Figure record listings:
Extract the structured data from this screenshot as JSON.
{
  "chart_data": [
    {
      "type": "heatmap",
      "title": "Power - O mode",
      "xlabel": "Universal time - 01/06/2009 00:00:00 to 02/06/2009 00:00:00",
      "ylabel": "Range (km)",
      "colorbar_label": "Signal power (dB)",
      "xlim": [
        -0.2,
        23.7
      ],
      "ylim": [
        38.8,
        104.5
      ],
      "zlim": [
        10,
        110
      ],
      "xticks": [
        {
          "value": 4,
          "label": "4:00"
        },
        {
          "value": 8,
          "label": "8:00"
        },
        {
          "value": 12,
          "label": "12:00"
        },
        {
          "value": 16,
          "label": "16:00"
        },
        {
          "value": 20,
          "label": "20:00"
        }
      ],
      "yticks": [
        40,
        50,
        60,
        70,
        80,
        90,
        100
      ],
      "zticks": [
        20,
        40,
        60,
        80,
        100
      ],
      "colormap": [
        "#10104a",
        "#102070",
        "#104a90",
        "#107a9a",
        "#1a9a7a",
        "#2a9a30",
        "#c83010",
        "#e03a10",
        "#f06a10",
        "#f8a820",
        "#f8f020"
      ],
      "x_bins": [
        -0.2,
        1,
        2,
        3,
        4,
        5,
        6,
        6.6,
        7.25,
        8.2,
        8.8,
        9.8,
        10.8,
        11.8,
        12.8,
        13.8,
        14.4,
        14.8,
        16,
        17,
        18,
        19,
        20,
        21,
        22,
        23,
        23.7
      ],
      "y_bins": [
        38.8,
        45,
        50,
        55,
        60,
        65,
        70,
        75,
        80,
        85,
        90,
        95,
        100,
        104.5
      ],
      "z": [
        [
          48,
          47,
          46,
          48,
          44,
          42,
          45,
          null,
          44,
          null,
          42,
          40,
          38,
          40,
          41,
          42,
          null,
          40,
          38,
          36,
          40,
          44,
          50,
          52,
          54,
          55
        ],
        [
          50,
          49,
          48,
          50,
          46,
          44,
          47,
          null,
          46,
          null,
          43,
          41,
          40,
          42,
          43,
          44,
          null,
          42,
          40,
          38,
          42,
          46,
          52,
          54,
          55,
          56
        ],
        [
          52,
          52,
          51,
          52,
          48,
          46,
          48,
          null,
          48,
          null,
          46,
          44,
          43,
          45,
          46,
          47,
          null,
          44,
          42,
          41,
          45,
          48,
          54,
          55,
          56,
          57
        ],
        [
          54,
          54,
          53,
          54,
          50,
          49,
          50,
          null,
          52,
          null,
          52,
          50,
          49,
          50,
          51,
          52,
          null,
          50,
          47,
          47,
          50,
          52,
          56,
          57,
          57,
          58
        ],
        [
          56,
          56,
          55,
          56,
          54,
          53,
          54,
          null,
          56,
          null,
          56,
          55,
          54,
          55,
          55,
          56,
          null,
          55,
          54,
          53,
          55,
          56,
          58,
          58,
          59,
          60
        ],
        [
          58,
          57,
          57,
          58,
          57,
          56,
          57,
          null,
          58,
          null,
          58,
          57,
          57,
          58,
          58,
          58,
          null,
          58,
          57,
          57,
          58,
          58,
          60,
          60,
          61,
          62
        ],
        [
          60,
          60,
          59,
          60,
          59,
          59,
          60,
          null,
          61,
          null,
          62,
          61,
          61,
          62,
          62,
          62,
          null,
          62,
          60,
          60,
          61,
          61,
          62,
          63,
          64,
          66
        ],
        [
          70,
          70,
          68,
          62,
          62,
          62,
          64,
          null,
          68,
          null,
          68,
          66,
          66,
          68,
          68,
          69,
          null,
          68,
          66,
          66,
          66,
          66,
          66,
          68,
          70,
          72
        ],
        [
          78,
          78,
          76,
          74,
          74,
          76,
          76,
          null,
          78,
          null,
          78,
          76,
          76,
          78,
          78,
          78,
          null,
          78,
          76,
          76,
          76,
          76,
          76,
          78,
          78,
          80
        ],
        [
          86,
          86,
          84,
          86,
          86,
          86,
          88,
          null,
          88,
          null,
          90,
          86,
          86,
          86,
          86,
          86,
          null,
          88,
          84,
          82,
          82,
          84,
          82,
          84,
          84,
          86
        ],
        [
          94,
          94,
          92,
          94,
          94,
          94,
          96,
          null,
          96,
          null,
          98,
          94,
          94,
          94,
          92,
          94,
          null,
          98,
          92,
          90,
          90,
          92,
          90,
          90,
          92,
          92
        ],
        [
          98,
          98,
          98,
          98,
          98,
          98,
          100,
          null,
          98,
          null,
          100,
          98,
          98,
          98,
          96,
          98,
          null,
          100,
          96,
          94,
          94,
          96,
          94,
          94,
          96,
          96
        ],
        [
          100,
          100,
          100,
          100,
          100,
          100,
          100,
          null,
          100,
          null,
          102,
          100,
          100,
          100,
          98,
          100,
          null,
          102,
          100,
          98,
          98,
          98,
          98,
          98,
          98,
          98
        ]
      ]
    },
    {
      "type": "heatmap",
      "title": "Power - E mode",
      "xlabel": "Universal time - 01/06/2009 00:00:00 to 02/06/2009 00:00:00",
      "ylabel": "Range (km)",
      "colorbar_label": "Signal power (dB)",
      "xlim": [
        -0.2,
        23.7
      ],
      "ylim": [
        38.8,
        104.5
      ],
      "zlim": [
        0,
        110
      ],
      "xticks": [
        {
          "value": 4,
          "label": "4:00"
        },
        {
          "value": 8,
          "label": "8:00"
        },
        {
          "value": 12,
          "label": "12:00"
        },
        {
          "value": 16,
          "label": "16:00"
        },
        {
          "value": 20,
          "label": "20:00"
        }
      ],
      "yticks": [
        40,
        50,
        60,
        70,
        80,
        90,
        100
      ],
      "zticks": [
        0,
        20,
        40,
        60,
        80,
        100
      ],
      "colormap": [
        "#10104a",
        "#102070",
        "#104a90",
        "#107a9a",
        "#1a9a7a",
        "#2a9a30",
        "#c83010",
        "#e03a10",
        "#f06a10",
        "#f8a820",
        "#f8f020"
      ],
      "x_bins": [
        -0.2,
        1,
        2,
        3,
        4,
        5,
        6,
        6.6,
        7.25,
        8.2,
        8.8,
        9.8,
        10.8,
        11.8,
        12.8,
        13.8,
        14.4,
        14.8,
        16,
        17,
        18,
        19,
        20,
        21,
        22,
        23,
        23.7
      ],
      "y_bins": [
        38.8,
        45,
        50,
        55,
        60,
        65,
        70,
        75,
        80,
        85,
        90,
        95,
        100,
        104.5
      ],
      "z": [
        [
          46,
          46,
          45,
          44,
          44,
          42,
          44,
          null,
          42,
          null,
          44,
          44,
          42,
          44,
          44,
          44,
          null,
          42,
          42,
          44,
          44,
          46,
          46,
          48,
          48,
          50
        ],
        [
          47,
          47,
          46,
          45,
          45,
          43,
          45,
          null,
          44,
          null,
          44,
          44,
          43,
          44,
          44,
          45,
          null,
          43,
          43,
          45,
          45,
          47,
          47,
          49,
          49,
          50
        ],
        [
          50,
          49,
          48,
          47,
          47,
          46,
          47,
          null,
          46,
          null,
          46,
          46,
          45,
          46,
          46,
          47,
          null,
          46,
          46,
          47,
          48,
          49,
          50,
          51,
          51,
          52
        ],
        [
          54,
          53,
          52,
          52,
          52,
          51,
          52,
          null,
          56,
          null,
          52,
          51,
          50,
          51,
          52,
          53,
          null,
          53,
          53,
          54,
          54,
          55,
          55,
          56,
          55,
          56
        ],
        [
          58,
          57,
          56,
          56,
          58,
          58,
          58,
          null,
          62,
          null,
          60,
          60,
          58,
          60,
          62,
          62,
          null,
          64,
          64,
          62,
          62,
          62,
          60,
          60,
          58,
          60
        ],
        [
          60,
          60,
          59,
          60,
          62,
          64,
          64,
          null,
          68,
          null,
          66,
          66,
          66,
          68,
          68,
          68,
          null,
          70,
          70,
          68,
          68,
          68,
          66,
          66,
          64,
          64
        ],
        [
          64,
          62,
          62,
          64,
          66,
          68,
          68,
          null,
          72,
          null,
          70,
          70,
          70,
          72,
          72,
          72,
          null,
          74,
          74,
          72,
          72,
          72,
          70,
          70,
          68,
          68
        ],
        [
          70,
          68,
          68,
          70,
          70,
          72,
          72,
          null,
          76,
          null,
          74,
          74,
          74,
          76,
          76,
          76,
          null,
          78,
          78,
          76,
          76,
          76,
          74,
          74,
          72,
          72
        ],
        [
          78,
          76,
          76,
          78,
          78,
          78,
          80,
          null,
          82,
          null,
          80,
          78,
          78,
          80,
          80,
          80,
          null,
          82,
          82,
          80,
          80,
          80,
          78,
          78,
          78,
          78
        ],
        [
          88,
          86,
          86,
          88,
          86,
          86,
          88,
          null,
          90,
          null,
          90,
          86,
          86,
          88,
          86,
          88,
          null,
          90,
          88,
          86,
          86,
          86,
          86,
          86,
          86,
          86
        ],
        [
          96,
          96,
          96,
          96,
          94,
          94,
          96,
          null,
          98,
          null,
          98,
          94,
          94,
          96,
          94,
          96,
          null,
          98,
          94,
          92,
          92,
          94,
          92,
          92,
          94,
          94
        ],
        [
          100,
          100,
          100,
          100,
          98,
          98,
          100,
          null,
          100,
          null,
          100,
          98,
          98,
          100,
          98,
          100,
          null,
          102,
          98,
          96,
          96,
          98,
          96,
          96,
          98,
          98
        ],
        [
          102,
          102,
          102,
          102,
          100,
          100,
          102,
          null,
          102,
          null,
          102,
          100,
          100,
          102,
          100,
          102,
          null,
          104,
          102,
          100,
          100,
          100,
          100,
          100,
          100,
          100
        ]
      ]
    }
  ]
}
* * *
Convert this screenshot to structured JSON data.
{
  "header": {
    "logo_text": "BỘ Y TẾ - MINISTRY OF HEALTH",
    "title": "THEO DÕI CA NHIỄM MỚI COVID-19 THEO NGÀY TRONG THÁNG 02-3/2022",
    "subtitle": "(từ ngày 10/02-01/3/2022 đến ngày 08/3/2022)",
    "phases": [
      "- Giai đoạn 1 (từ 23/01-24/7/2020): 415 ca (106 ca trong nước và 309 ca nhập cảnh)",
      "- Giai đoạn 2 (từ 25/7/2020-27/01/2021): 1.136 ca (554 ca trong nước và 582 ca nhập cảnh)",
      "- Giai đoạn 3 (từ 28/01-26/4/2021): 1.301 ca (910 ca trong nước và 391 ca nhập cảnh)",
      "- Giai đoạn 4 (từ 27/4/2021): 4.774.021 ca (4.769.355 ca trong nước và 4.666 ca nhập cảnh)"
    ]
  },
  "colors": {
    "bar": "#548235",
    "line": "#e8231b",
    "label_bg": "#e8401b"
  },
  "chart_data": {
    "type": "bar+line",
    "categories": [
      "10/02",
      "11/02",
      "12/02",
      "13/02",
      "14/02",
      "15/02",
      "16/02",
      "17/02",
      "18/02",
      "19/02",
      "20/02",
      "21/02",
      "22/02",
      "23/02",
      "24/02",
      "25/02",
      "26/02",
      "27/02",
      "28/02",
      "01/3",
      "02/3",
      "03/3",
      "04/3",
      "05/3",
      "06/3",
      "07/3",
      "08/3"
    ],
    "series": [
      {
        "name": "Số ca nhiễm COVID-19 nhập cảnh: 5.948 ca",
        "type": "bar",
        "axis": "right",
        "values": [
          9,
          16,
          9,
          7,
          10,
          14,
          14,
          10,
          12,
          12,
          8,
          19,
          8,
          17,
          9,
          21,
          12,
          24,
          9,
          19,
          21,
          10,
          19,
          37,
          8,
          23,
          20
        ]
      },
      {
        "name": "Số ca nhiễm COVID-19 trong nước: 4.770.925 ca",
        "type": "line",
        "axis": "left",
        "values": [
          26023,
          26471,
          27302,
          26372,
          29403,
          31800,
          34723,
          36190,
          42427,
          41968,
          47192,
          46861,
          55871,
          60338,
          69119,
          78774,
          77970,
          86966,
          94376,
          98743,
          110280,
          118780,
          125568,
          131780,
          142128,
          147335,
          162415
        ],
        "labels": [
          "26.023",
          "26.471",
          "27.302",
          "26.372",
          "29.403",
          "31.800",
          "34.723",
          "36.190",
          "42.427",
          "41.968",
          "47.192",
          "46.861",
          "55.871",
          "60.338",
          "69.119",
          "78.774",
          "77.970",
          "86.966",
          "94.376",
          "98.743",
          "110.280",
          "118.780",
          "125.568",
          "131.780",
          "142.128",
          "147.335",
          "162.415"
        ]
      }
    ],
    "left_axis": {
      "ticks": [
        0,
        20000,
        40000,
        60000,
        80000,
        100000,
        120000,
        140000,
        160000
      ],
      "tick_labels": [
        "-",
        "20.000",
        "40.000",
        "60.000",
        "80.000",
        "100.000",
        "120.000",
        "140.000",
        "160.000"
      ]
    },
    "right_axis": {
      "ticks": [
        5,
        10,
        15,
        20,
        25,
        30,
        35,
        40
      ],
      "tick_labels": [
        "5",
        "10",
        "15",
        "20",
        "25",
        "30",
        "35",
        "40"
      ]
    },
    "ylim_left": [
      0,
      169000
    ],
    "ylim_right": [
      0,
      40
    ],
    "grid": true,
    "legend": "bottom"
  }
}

* **Short task**:
Gather and copy every line of the data in which the string "structured" is found.

* **Completed task**:
Extract the structured data from this screenshot as JSON.
Convert this screenshot to structured JSON data.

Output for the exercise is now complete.